Excerpt from a dataset
-- Start --

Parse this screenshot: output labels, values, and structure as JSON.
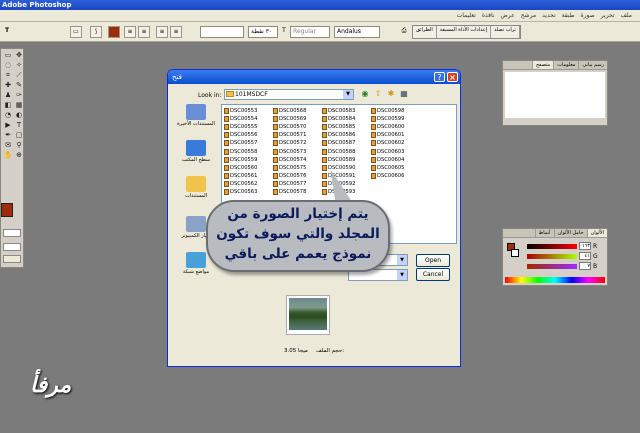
{
  "app": {
    "title": "Adobe Photoshop"
  },
  "menu": [
    "ملف",
    "تحرير",
    "صورة",
    "طبقة",
    "تحديد",
    "مرشح",
    "عرض",
    "نافذة",
    "تعليمات"
  ],
  "options_bar": {
    "font_size": "٣٠ نقطة",
    "style": "Regular",
    "anti_alias": "Andalus",
    "palette_tabs": [
      "تراب تصلد",
      "إعدادات الأداة المسبقة",
      "الطرائق"
    ]
  },
  "colors": {
    "foreground": "#a02a0c",
    "title_blue": "#0a4fd0",
    "callout_text": "#0a1a5a"
  },
  "navigator_panel": {
    "tabs": [
      "رسم بياني",
      "معلومات",
      "متصفح"
    ]
  },
  "color_panel": {
    "tabs": [
      "الألوان",
      "حامل الألوان",
      "أنماط"
    ],
    "values": [
      "١٦٣",
      "٤١",
      "٧"
    ],
    "channels": [
      "R",
      "G",
      "B"
    ]
  },
  "dialog": {
    "title": "فتح",
    "look_in_label": "Look in:",
    "look_in_value": "101MSDCF",
    "places": [
      "المستندات الأخيرة",
      "سطح المكتب",
      "المستندات",
      "جهاز الكمبيوتر",
      "مواضع شبكة"
    ],
    "files": [
      [
        "DSC00553",
        "DSC00568",
        "DSC00583",
        "DSC00598"
      ],
      [
        "DSC00554",
        "DSC00569",
        "DSC00584",
        "DSC00599"
      ],
      [
        "DSC00555",
        "DSC00570",
        "DSC00585",
        "DSC00600"
      ],
      [
        "DSC00556",
        "DSC00571",
        "DSC00586",
        "DSC00601"
      ],
      [
        "DSC00557",
        "DSC00572",
        "DSC00587",
        "DSC00602"
      ],
      [
        "DSC00558",
        "DSC00573",
        "DSC00588",
        "DSC00603"
      ],
      [
        "DSC00559",
        "DSC00574",
        "DSC00589",
        "DSC00604"
      ],
      [
        "DSC00560",
        "DSC00575",
        "DSC00590",
        "DSC00605"
      ],
      [
        "DSC00561",
        "DSC00576",
        "DSC00591",
        "DSC00606"
      ],
      [
        "DSC00562",
        "DSC00577",
        "DSC00592",
        ""
      ],
      [
        "DSC00563",
        "DSC00578",
        "DSC00593",
        ""
      ]
    ],
    "open_label": "Open",
    "cancel_label": "Cancel",
    "file_size_label": "حجم الملف:",
    "file_size_value": "ميجا 3.05"
  },
  "callout": {
    "line1": "يتم إختيار الصورة من",
    "line2": "المجلد والتي سوف تكون",
    "line3": "نموذج يعمم على باقي"
  },
  "signature": "مرفأ"
}
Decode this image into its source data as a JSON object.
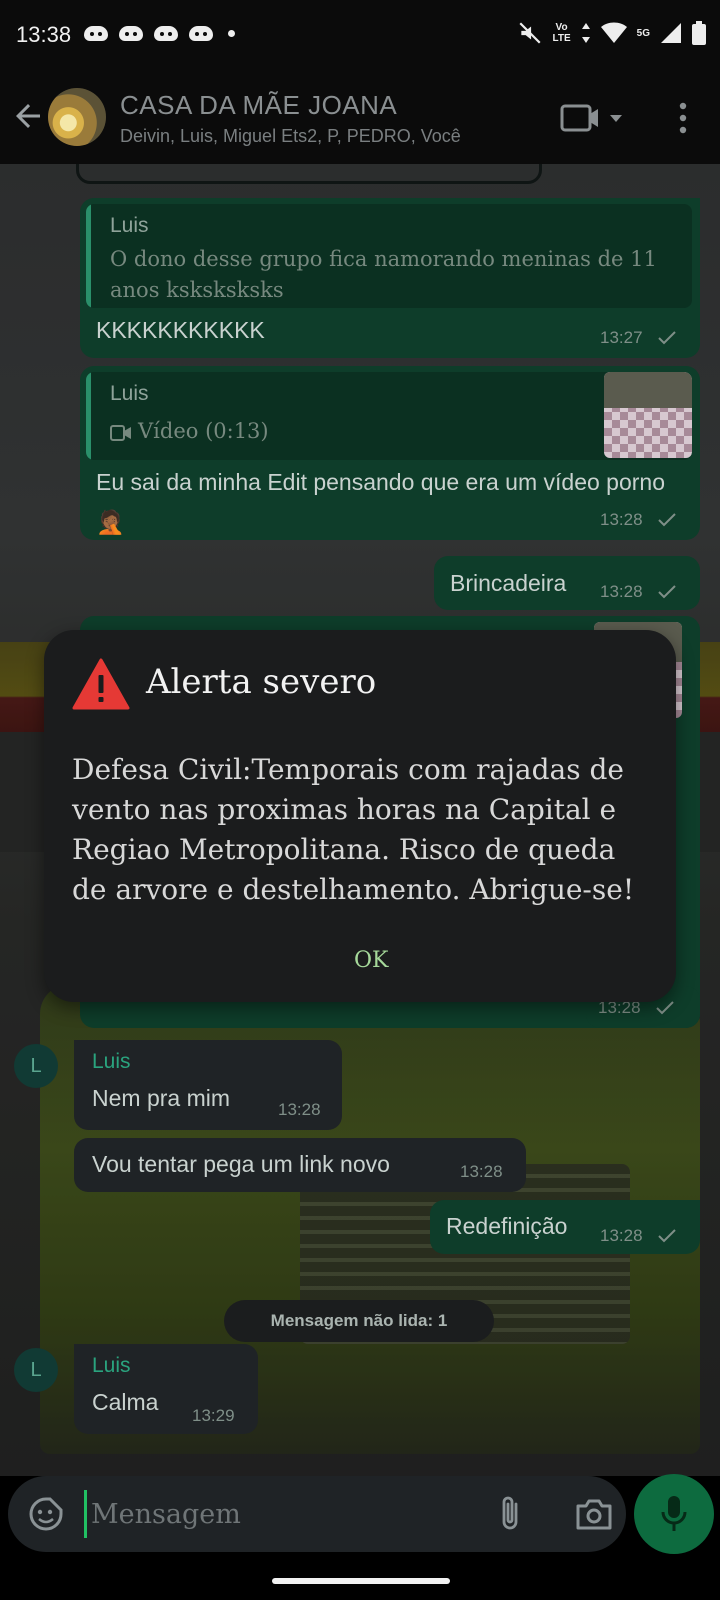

-- End --

Return a copy of every line that includes the word "this".

* Answer for the task:
Parse this screenshot: output labels, values, and structure as JSON.
Decode this image into its source data as a JSON object.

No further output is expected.